→ **Dataset records**:
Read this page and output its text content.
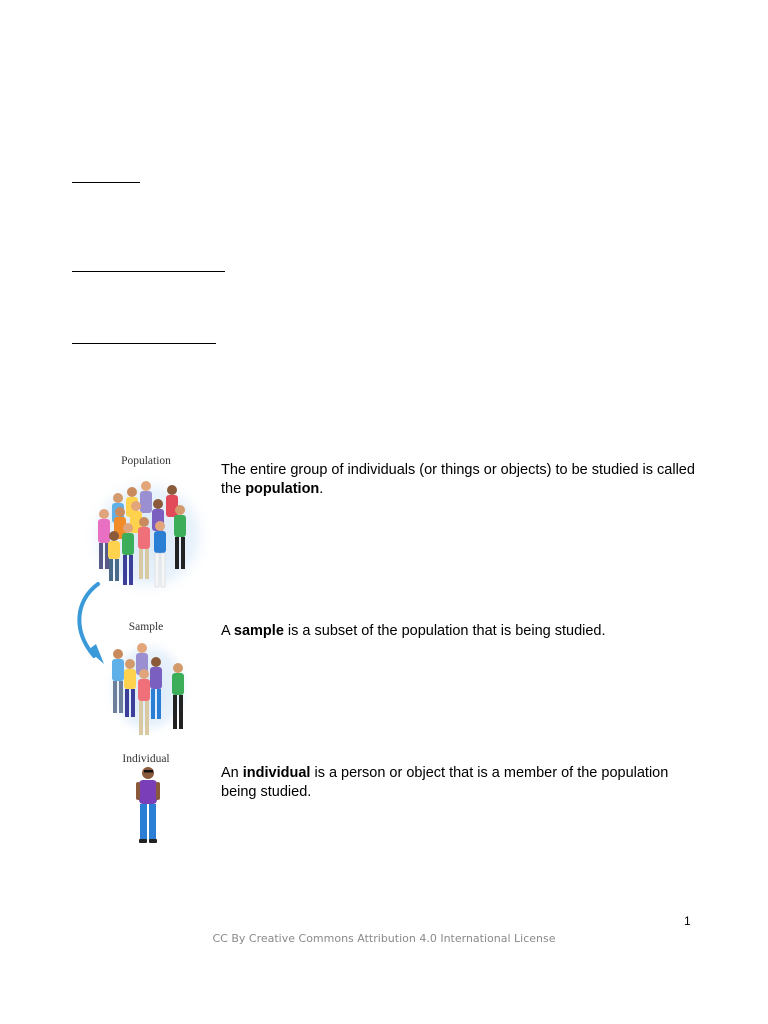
Population
Sample
Individual
The entire group of individuals (or things or objects) to be studied is called the population.
A sample is a subset of the population that is being studied.
An individual is a person or object that is a member of the population being studied.
1
CC By Creative Commons Attribution 4.0 International License
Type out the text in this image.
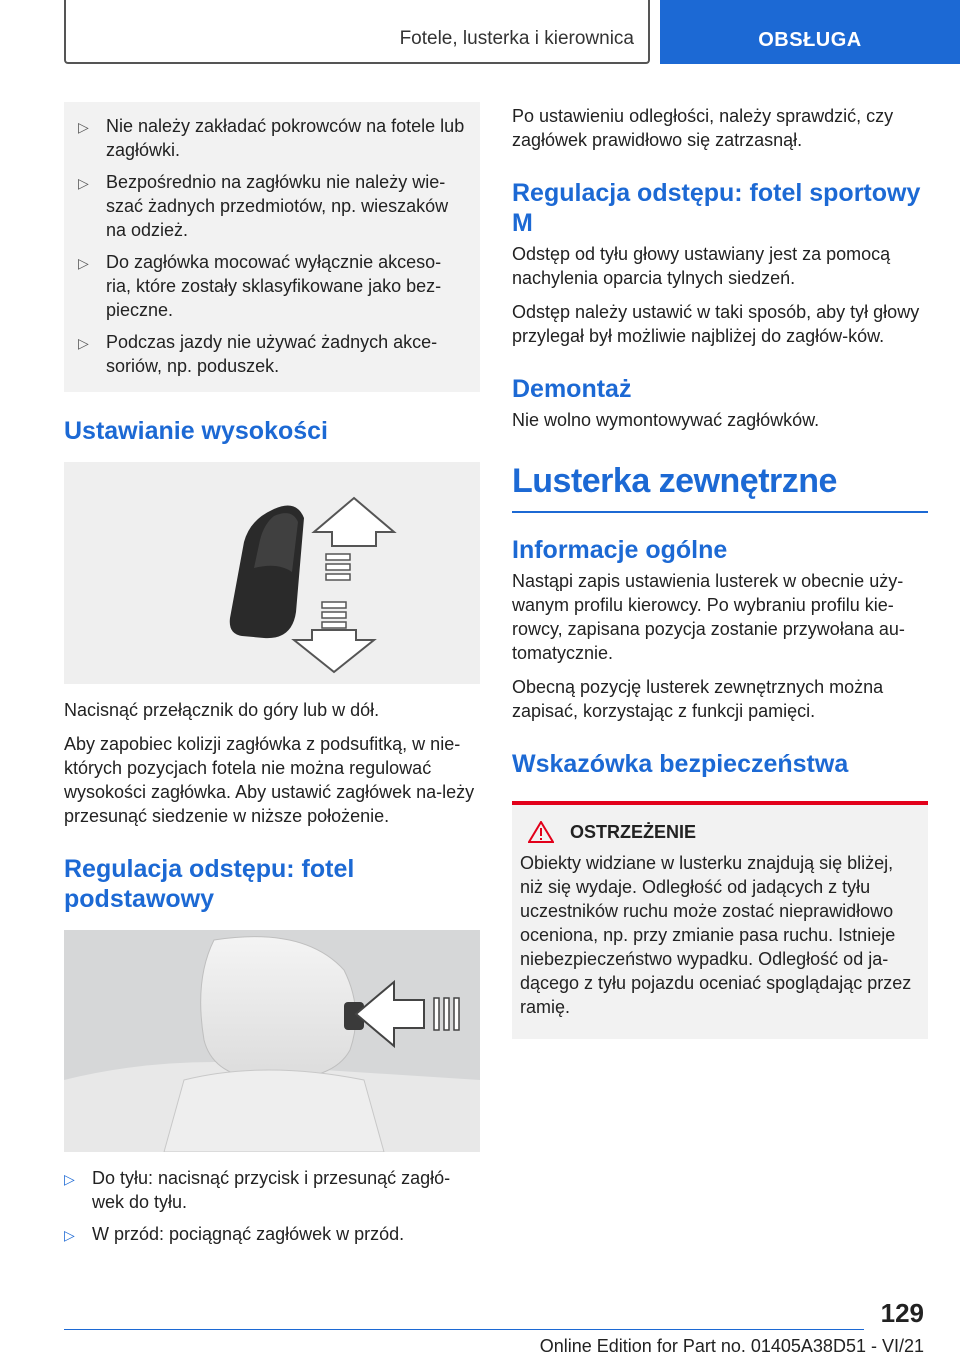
Fotele, lusterka i kierownica	OBSŁUGA
▷ Nie należy zakładać pokrowców na fotele lub zagłówki.
▷ Bezpośrednio na zagłówku nie należy wie-szać żadnych przedmiotów, np. wieszaków na odzież.
▷ Do zagłówka mocować wyłącznie akceso-ria, które zostały sklasyfikowane jako bez-pieczne.
▷ Podczas jazdy nie używać żadnych akce-soriów, np. poduszek.
Ustawianie wysokości

Nacisnąć przełącznik do góry lub w dół.

Aby zapobiec kolizji zagłówka z podsufitką, w nie-których pozycjach fotela nie można regulować wysokości zagłówka. Aby ustawić zagłówek na-leży przesunąć siedzenie w niższe położenie.

Regulacja odstępu: fotel podstawowy
▷ Do tyłu: nacisnąć przycisk i przesunąć zagłó-wek do tyłu.
▷ W przód: pociągnąć zagłówek w przód.

Po ustawieniu odległości, należy sprawdzić, czy zagłówek prawidłowo się zatrzasnął.

Regulacja odstępu: fotel sportowy M

Odstęp od tyłu głowy ustawiany jest za pomocą nachylenia oparcia tylnych siedzeń.

Odstęp należy ustawić w taki sposób, aby tył głowy przylegał był możliwie najbliżej do zagłów-ków.

Demontaż

Nie wolno wymontowywać zagłówków.

Lusterka zewnętrzne
Informacje ogólne

Nastąpi zapis ustawienia lusterek w obecnie uży-wanym profilu kierowcy. Po wybraniu profilu kie-rowcy, zapisana pozycja zostanie przywołana au-tomatycznie.

Obecną pozycję lusterek zewnętrznych można zapisać, korzystając z funkcji pamięci.

Wskazówka bezpieczeństwa
OSTRZEŻENIE

Obiekty widziane w lusterku znajdują się bliżej, niż się wydaje. Odległość od jadących z tyłu uczestników ruchu może zostać nieprawidłowo oceniona, np. przy zmianie pasa ruchu. Istnieje niebezpieczeństwo wypadku. Odległość od ja-dącego z tyłu pojazdu oceniać spoglądając przez ramię.

129
Online Edition for Part no. 01405A38D51 - VI/21
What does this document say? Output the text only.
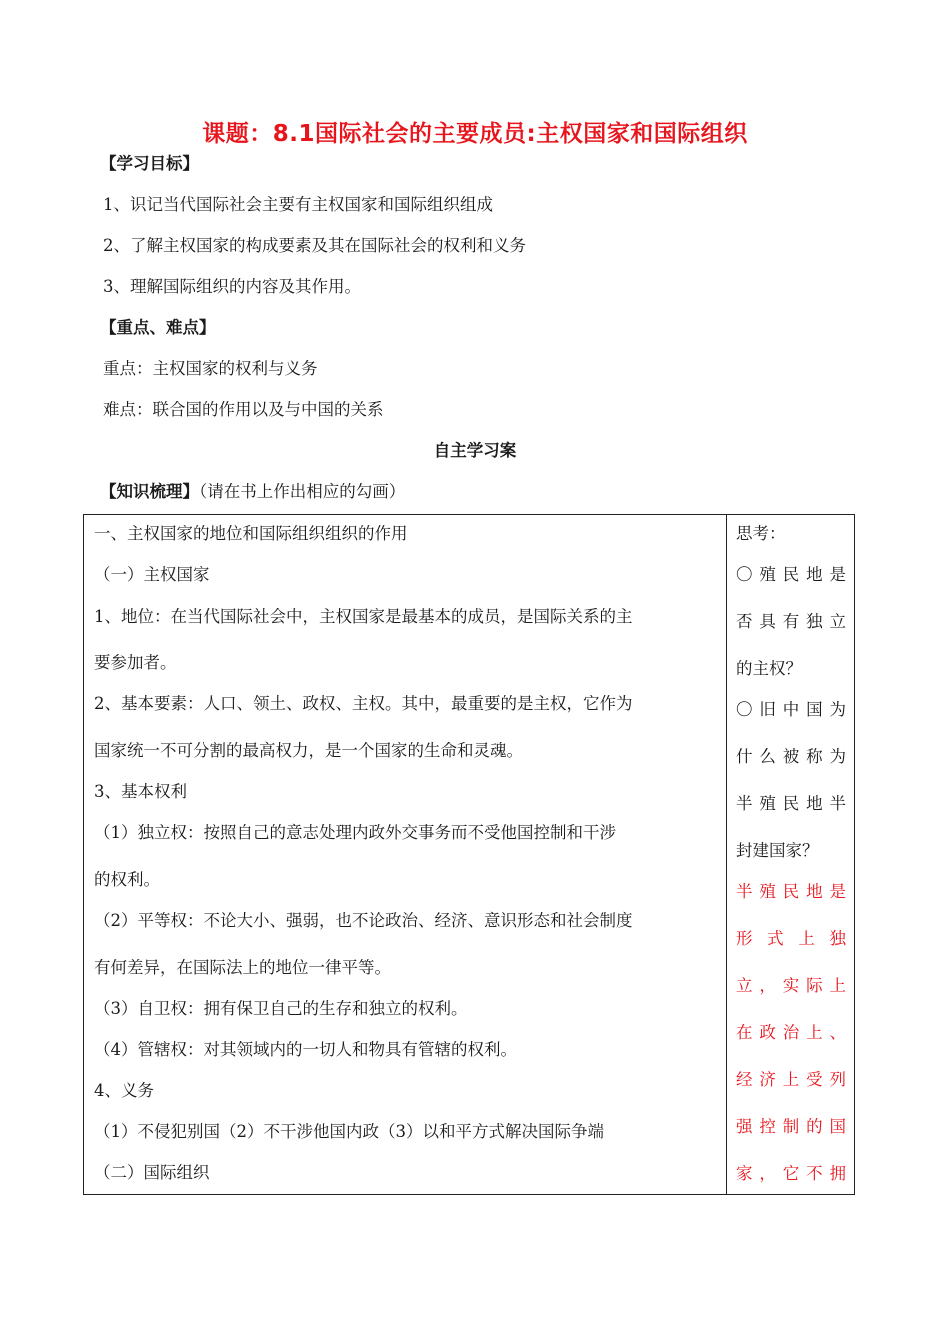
课题：8.1国际社会的主要成员:主权国家和国际组织
【学习目标】
1、识记当代国际社会主要有主权国家和国际组织组成
2、了解主权国家的构成要素及其在国际社会的权利和义务
3、理解国际组织的内容及其作用。
【重点、难点】
重点：主权国家的权利与义务
难点：联合国的作用以及与中国的关系
自主学习案
【知识梳理】（请在书上作出相应的勾画）
一、主权国家的地位和国际组织组织的作用
（一）主权国家
1、地位：在当代国际社会中，主权国家是最基本的成员，是国际关系的主
要参加者。
2、基本要素：人口、领土、政权、主权。其中，最重要的是主权，它作为
国家统一不可分割的最高权力，是一个国家的生命和灵魂。
3、基本权利
（1）独立权：按照自己的意志处理内政外交事务而不受他国控制和干涉
的权利。
（2）平等权：不论大小、强弱，也不论政治、经济、意识形态和社会制度
有何差异，在国际法上的地位一律平等。
（3）自卫权：拥有保卫自己的生存和独立的权利。
（4）管辖权：对其领域内的一切人和物具有管辖的权利。
4、义务
（1）不侵犯别国（2）不干涉他国内政（3）以和平方式解决国际争端
（二）国际组织
思考：
〇殖民地是
否具有独立
的主权？
〇旧中国为
什么被称为
半殖民地半
封建国家？
半殖民地是
形式上独
立，实际上
在政治上、
经济上受列
强控制的国
家，它不拥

→ **Brief**: Nothing but the lines from the one holding "What does this" through the last line of the entries should be written out, exactly and inclusively, minus the pictures.

→ **The completed task**:
What does this document say? Output the text only.
课题：8.1国际社会的主要成员:主权国家和国际组织
【学习目标】
1、识记当代国际社会主要有主权国家和国际组织组成
2、了解主权国家的构成要素及其在国际社会的权利和义务
3、理解国际组织的内容及其作用。
【重点、难点】
重点：主权国家的权利与义务
难点：联合国的作用以及与中国的关系
自主学习案
【知识梳理】（请在书上作出相应的勾画）
一、主权国家的地位和国际组织组织的作用
（一）主权国家
1、地位：在当代国际社会中，主权国家是最基本的成员，是国际关系的主
要参加者。
2、基本要素：人口、领土、政权、主权。其中，最重要的是主权，它作为
国家统一不可分割的最高权力，是一个国家的生命和灵魂。
3、基本权利
（1）独立权：按照自己的意志处理内政外交事务而不受他国控制和干涉
的权利。
（2）平等权：不论大小、强弱，也不论政治、经济、意识形态和社会制度
有何差异，在国际法上的地位一律平等。
（3）自卫权：拥有保卫自己的生存和独立的权利。
（4）管辖权：对其领域内的一切人和物具有管辖的权利。
4、义务
（1）不侵犯别国（2）不干涉他国内政（3）以和平方式解决国际争端
（二）国际组织
思考：
〇殖民地是
否具有独立
的主权？
〇旧中国为
什么被称为
半殖民地半
封建国家？
半殖民地是
形式上独
立，实际上
在政治上、
经济上受列
强控制的国
家，它不拥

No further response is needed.